*Entries shown:*
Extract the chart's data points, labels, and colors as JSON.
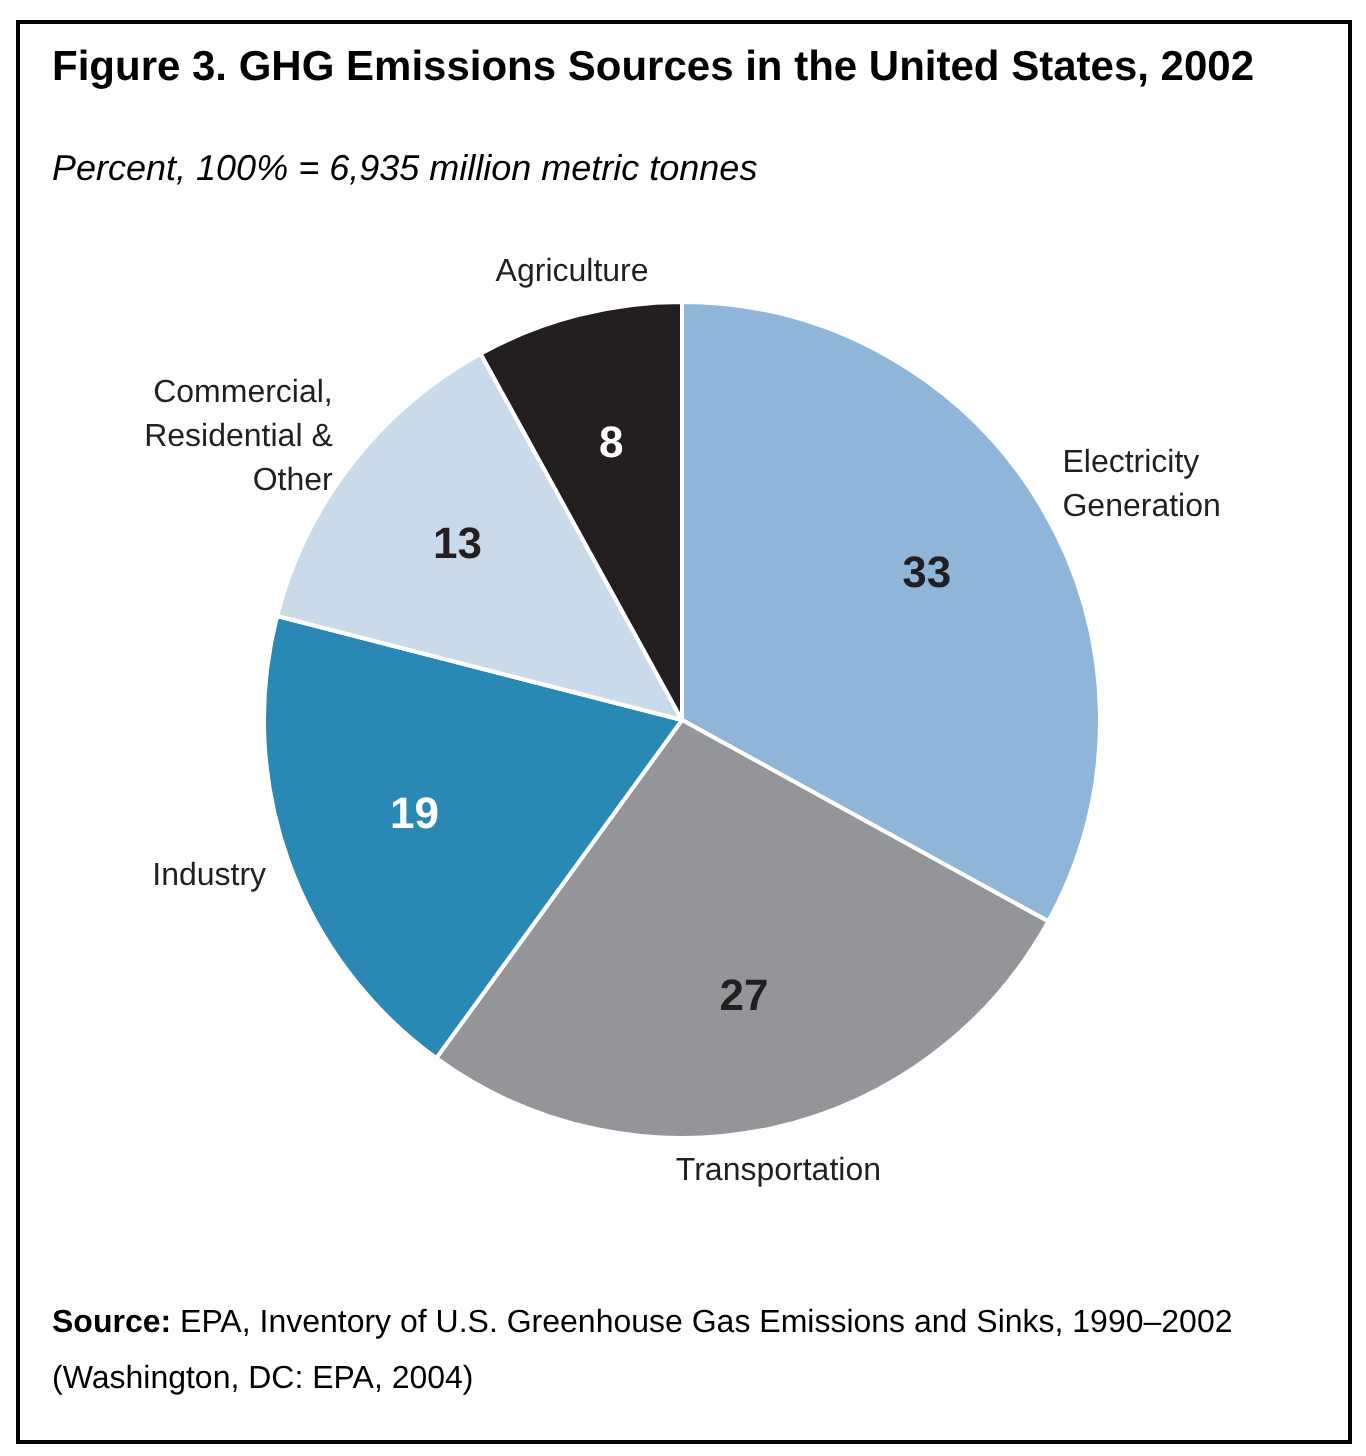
{
  "chart_data": {
    "type": "pie",
    "title": "Figure 3.  GHG Emissions Sources in the United States, 2002",
    "subtitle": "Percent, 100% = 6,935 million metric tonnes",
    "categories": [
      "Electricity Generation",
      "Transportation",
      "Industry",
      "Commercial, Residential & Other",
      "Agriculture"
    ],
    "values": [
      33,
      27,
      19,
      13,
      8
    ],
    "colors": [
      "#8fb6d8",
      "#939598",
      "#2a88b4",
      "#c9dbea",
      "#231f20"
    ],
    "data_labels": true,
    "legend": false,
    "annotations": [
      "Source: EPA, Inventory of U.S. Greenhouse Gas Emissions and Sinks, 1990–2002 (Washington, DC: EPA, 2004)"
    ]
  }
}
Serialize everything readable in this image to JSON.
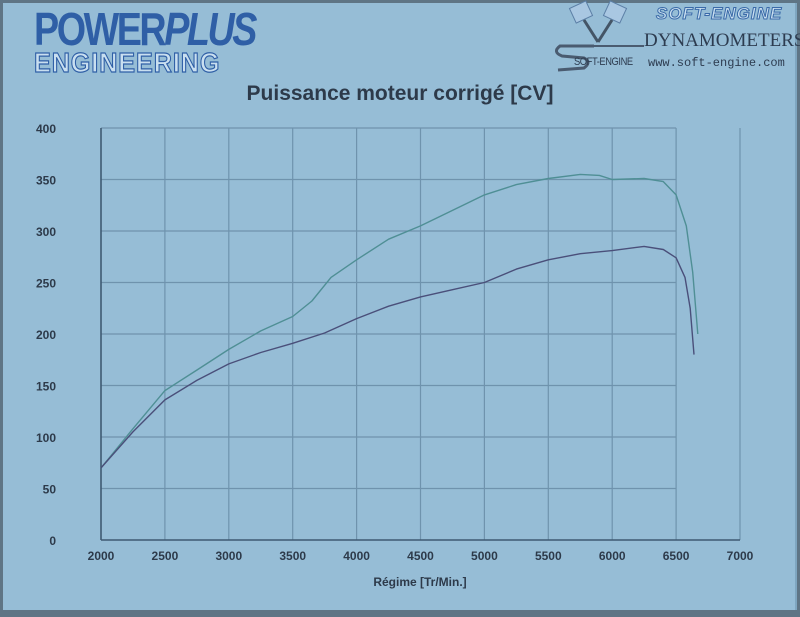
{
  "header": {
    "logo_left": {
      "line1_a": "POWER",
      "line1_b": "PLUS",
      "line2": "ENGINEERING"
    },
    "logo_right": {
      "brand": "SOFT-ENGINE",
      "subtitle": "DYNAMOMETERS",
      "small_logo": "SOFT-ENGINE",
      "url": "www.soft-engine.com"
    }
  },
  "colors": {
    "background": "#96bdd6",
    "grid": "#6f93ad",
    "axis": "#3e5a72",
    "series_green": "#4f8f95",
    "series_purple": "#4a4f7a",
    "text": "#2d3a4a"
  },
  "chart_data": {
    "type": "line",
    "title": "Puissance moteur corrigé [CV]",
    "xlabel": "Régime [Tr/Min.]",
    "ylabel": "",
    "xlim": [
      2000,
      7000
    ],
    "ylim": [
      0,
      400
    ],
    "x_ticks": [
      2000,
      2500,
      3000,
      3500,
      4000,
      4500,
      5000,
      5500,
      6000,
      6500,
      7000
    ],
    "y_ticks": [
      0,
      50,
      100,
      150,
      200,
      250,
      300,
      350,
      400
    ],
    "grid": true,
    "legend": null,
    "series": [
      {
        "name": "Upper curve (green)",
        "color": "#4f8f95",
        "points": [
          [
            2000,
            70
          ],
          [
            2250,
            108
          ],
          [
            2500,
            145
          ],
          [
            2750,
            165
          ],
          [
            3000,
            185
          ],
          [
            3250,
            203
          ],
          [
            3500,
            217
          ],
          [
            3650,
            232
          ],
          [
            3800,
            255
          ],
          [
            4000,
            272
          ],
          [
            4250,
            292
          ],
          [
            4500,
            305
          ],
          [
            4750,
            320
          ],
          [
            5000,
            335
          ],
          [
            5250,
            345
          ],
          [
            5500,
            351
          ],
          [
            5750,
            355
          ],
          [
            5900,
            354
          ],
          [
            6000,
            350
          ],
          [
            6250,
            351
          ],
          [
            6400,
            348
          ],
          [
            6500,
            335
          ],
          [
            6580,
            305
          ],
          [
            6630,
            260
          ],
          [
            6670,
            200
          ]
        ]
      },
      {
        "name": "Lower curve (purple)",
        "color": "#4a4f7a",
        "points": [
          [
            2000,
            70
          ],
          [
            2250,
            105
          ],
          [
            2500,
            136
          ],
          [
            2750,
            155
          ],
          [
            3000,
            171
          ],
          [
            3250,
            182
          ],
          [
            3500,
            191
          ],
          [
            3750,
            201
          ],
          [
            4000,
            215
          ],
          [
            4250,
            227
          ],
          [
            4500,
            236
          ],
          [
            4750,
            243
          ],
          [
            5000,
            250
          ],
          [
            5250,
            263
          ],
          [
            5500,
            272
          ],
          [
            5750,
            278
          ],
          [
            6000,
            281
          ],
          [
            6250,
            285
          ],
          [
            6400,
            282
          ],
          [
            6500,
            274
          ],
          [
            6570,
            255
          ],
          [
            6610,
            225
          ],
          [
            6640,
            180
          ]
        ]
      }
    ]
  }
}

*What the task asks:* Each line above that includes "colors" should be shown.

*Written response:*
Extract the chart's data points, labels, and colors as JSON.
    "colors": [
  "colors": {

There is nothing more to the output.